╔══

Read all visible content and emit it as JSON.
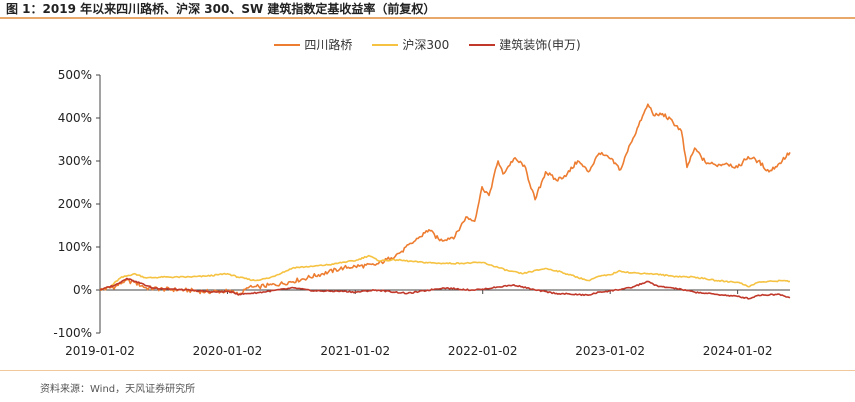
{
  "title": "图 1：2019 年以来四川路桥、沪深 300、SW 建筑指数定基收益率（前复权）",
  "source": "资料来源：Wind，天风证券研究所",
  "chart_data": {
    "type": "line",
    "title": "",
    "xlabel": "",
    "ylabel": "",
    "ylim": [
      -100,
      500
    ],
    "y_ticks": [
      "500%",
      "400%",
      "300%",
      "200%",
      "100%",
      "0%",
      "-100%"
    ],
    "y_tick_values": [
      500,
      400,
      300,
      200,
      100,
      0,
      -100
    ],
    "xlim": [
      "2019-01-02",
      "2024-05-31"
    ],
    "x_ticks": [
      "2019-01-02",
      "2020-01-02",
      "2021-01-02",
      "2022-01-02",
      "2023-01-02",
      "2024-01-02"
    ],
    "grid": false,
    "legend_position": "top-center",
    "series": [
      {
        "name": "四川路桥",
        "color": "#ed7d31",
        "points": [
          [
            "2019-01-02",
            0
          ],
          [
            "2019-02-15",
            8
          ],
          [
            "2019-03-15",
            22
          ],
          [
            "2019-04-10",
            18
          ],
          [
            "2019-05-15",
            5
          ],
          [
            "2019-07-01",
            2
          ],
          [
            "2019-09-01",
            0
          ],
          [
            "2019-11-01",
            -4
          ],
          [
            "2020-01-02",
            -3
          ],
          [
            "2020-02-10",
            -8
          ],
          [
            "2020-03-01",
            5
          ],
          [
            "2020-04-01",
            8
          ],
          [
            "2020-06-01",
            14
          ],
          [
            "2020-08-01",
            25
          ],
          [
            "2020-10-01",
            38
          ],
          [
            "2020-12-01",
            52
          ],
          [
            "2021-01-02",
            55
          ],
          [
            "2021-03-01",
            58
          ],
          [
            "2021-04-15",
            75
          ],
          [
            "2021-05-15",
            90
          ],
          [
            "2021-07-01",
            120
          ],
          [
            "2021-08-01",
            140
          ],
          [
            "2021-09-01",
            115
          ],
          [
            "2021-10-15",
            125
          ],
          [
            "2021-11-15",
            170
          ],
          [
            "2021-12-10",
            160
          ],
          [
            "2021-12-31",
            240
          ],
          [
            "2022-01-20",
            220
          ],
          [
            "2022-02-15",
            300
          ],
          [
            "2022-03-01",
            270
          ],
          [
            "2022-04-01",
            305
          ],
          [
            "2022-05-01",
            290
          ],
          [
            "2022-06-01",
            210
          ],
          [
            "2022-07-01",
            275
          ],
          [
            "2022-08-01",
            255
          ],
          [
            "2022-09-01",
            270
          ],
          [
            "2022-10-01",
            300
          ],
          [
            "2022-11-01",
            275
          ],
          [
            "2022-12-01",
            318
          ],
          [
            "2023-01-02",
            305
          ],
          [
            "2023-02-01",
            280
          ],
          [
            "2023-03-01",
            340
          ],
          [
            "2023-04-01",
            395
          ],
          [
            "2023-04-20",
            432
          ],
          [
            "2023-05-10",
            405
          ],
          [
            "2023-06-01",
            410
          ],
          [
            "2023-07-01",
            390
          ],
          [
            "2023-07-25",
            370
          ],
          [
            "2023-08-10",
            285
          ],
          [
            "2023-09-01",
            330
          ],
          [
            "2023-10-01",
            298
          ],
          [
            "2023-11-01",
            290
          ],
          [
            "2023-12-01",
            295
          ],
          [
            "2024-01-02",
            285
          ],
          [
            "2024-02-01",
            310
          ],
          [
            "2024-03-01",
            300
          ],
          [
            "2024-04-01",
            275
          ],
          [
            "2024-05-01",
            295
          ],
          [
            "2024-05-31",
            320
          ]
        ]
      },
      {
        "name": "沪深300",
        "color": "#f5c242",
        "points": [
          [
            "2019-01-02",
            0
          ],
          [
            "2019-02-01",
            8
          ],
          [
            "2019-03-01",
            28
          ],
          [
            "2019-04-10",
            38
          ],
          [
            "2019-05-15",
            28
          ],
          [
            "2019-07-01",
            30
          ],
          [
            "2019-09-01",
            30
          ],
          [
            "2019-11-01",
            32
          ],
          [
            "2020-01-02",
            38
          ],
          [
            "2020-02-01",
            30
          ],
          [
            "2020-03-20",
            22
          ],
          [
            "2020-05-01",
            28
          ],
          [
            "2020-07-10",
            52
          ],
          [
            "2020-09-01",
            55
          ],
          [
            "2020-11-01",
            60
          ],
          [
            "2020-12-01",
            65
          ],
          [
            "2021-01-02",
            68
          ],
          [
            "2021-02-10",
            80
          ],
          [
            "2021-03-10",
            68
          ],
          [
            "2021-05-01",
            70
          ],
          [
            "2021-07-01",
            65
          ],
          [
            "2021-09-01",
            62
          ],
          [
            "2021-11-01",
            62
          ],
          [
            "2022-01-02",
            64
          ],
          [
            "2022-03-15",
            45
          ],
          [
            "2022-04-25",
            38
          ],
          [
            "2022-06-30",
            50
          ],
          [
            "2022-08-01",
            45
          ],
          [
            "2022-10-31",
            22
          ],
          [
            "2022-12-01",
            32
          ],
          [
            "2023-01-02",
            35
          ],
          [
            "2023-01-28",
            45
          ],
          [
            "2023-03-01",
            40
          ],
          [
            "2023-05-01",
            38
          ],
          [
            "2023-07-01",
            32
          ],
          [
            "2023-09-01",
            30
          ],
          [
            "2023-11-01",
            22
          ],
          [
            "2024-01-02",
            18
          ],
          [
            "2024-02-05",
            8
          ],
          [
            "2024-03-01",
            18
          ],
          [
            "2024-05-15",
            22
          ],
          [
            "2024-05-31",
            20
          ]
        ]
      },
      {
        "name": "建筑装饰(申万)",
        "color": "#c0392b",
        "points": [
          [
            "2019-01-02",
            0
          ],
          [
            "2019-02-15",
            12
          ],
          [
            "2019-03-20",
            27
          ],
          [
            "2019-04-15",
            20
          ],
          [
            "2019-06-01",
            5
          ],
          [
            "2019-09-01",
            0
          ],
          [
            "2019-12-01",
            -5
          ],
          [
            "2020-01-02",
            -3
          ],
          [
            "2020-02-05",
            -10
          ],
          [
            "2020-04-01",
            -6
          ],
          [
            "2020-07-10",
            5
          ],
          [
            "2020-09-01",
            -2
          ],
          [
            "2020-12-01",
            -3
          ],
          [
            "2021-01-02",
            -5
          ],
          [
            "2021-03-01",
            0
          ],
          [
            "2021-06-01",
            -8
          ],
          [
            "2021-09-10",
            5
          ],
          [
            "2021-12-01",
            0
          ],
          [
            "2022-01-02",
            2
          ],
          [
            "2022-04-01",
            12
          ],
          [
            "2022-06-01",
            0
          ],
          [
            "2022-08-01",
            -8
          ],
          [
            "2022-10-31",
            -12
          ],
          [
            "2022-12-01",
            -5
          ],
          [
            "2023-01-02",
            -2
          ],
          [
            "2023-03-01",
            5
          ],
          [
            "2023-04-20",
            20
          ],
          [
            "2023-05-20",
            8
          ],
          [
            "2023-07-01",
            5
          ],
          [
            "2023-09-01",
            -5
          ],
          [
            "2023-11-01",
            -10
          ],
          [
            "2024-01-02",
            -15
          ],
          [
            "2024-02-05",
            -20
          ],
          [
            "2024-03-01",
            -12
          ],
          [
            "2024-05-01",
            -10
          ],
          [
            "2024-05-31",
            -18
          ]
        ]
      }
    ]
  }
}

╚══

Give every line back word for word and leave the pictures out.

Read all visible content and emit it as JSON.
{
  "title": "图 1：2019 年以来四川路桥、沪深 300、SW 建筑指数定基收益率（前复权）",
  "source": "资料来源：Wind，天风证券研究所",
  "chart_data": {
    "type": "line",
    "title": "",
    "xlabel": "",
    "ylabel": "",
    "ylim": [
      -100,
      500
    ],
    "y_ticks": [
      "500%",
      "400%",
      "300%",
      "200%",
      "100%",
      "0%",
      "-100%"
    ],
    "y_tick_values": [
      500,
      400,
      300,
      200,
      100,
      0,
      -100
    ],
    "xlim": [
      "2019-01-02",
      "2024-05-31"
    ],
    "x_ticks": [
      "2019-01-02",
      "2020-01-02",
      "2021-01-02",
      "2022-01-02",
      "2023-01-02",
      "2024-01-02"
    ],
    "grid": false,
    "legend_position": "top-center",
    "series": [
      {
        "name": "四川路桥",
        "color": "#ed7d31",
        "points": [
          [
            "2019-01-02",
            0
          ],
          [
            "2019-02-15",
            8
          ],
          [
            "2019-03-15",
            22
          ],
          [
            "2019-04-10",
            18
          ],
          [
            "2019-05-15",
            5
          ],
          [
            "2019-07-01",
            2
          ],
          [
            "2019-09-01",
            0
          ],
          [
            "2019-11-01",
            -4
          ],
          [
            "2020-01-02",
            -3
          ],
          [
            "2020-02-10",
            -8
          ],
          [
            "2020-03-01",
            5
          ],
          [
            "2020-04-01",
            8
          ],
          [
            "2020-06-01",
            14
          ],
          [
            "2020-08-01",
            25
          ],
          [
            "2020-10-01",
            38
          ],
          [
            "2020-12-01",
            52
          ],
          [
            "2021-01-02",
            55
          ],
          [
            "2021-03-01",
            58
          ],
          [
            "2021-04-15",
            75
          ],
          [
            "2021-05-15",
            90
          ],
          [
            "2021-07-01",
            120
          ],
          [
            "2021-08-01",
            140
          ],
          [
            "2021-09-01",
            115
          ],
          [
            "2021-10-15",
            125
          ],
          [
            "2021-11-15",
            170
          ],
          [
            "2021-12-10",
            160
          ],
          [
            "2021-12-31",
            240
          ],
          [
            "2022-01-20",
            220
          ],
          [
            "2022-02-15",
            300
          ],
          [
            "2022-03-01",
            270
          ],
          [
            "2022-04-01",
            305
          ],
          [
            "2022-05-01",
            290
          ],
          [
            "2022-06-01",
            210
          ],
          [
            "2022-07-01",
            275
          ],
          [
            "2022-08-01",
            255
          ],
          [
            "2022-09-01",
            270
          ],
          [
            "2022-10-01",
            300
          ],
          [
            "2022-11-01",
            275
          ],
          [
            "2022-12-01",
            318
          ],
          [
            "2023-01-02",
            305
          ],
          [
            "2023-02-01",
            280
          ],
          [
            "2023-03-01",
            340
          ],
          [
            "2023-04-01",
            395
          ],
          [
            "2023-04-20",
            432
          ],
          [
            "2023-05-10",
            405
          ],
          [
            "2023-06-01",
            410
          ],
          [
            "2023-07-01",
            390
          ],
          [
            "2023-07-25",
            370
          ],
          [
            "2023-08-10",
            285
          ],
          [
            "2023-09-01",
            330
          ],
          [
            "2023-10-01",
            298
          ],
          [
            "2023-11-01",
            290
          ],
          [
            "2023-12-01",
            295
          ],
          [
            "2024-01-02",
            285
          ],
          [
            "2024-02-01",
            310
          ],
          [
            "2024-03-01",
            300
          ],
          [
            "2024-04-01",
            275
          ],
          [
            "2024-05-01",
            295
          ],
          [
            "2024-05-31",
            320
          ]
        ]
      },
      {
        "name": "沪深300",
        "color": "#f5c242",
        "points": [
          [
            "2019-01-02",
            0
          ],
          [
            "2019-02-01",
            8
          ],
          [
            "2019-03-01",
            28
          ],
          [
            "2019-04-10",
            38
          ],
          [
            "2019-05-15",
            28
          ],
          [
            "2019-07-01",
            30
          ],
          [
            "2019-09-01",
            30
          ],
          [
            "2019-11-01",
            32
          ],
          [
            "2020-01-02",
            38
          ],
          [
            "2020-02-01",
            30
          ],
          [
            "2020-03-20",
            22
          ],
          [
            "2020-05-01",
            28
          ],
          [
            "2020-07-10",
            52
          ],
          [
            "2020-09-01",
            55
          ],
          [
            "2020-11-01",
            60
          ],
          [
            "2020-12-01",
            65
          ],
          [
            "2021-01-02",
            68
          ],
          [
            "2021-02-10",
            80
          ],
          [
            "2021-03-10",
            68
          ],
          [
            "2021-05-01",
            70
          ],
          [
            "2021-07-01",
            65
          ],
          [
            "2021-09-01",
            62
          ],
          [
            "2021-11-01",
            62
          ],
          [
            "2022-01-02",
            64
          ],
          [
            "2022-03-15",
            45
          ],
          [
            "2022-04-25",
            38
          ],
          [
            "2022-06-30",
            50
          ],
          [
            "2022-08-01",
            45
          ],
          [
            "2022-10-31",
            22
          ],
          [
            "2022-12-01",
            32
          ],
          [
            "2023-01-02",
            35
          ],
          [
            "2023-01-28",
            45
          ],
          [
            "2023-03-01",
            40
          ],
          [
            "2023-05-01",
            38
          ],
          [
            "2023-07-01",
            32
          ],
          [
            "2023-09-01",
            30
          ],
          [
            "2023-11-01",
            22
          ],
          [
            "2024-01-02",
            18
          ],
          [
            "2024-02-05",
            8
          ],
          [
            "2024-03-01",
            18
          ],
          [
            "2024-05-15",
            22
          ],
          [
            "2024-05-31",
            20
          ]
        ]
      },
      {
        "name": "建筑装饰(申万)",
        "color": "#c0392b",
        "points": [
          [
            "2019-01-02",
            0
          ],
          [
            "2019-02-15",
            12
          ],
          [
            "2019-03-20",
            27
          ],
          [
            "2019-04-15",
            20
          ],
          [
            "2019-06-01",
            5
          ],
          [
            "2019-09-01",
            0
          ],
          [
            "2019-12-01",
            -5
          ],
          [
            "2020-01-02",
            -3
          ],
          [
            "2020-02-05",
            -10
          ],
          [
            "2020-04-01",
            -6
          ],
          [
            "2020-07-10",
            5
          ],
          [
            "2020-09-01",
            -2
          ],
          [
            "2020-12-01",
            -3
          ],
          [
            "2021-01-02",
            -5
          ],
          [
            "2021-03-01",
            0
          ],
          [
            "2021-06-01",
            -8
          ],
          [
            "2021-09-10",
            5
          ],
          [
            "2021-12-01",
            0
          ],
          [
            "2022-01-02",
            2
          ],
          [
            "2022-04-01",
            12
          ],
          [
            "2022-06-01",
            0
          ],
          [
            "2022-08-01",
            -8
          ],
          [
            "2022-10-31",
            -12
          ],
          [
            "2022-12-01",
            -5
          ],
          [
            "2023-01-02",
            -2
          ],
          [
            "2023-03-01",
            5
          ],
          [
            "2023-04-20",
            20
          ],
          [
            "2023-05-20",
            8
          ],
          [
            "2023-07-01",
            5
          ],
          [
            "2023-09-01",
            -5
          ],
          [
            "2023-11-01",
            -10
          ],
          [
            "2024-01-02",
            -15
          ],
          [
            "2024-02-05",
            -20
          ],
          [
            "2024-03-01",
            -12
          ],
          [
            "2024-05-01",
            -10
          ],
          [
            "2024-05-31",
            -18
          ]
        ]
      }
    ]
  }
}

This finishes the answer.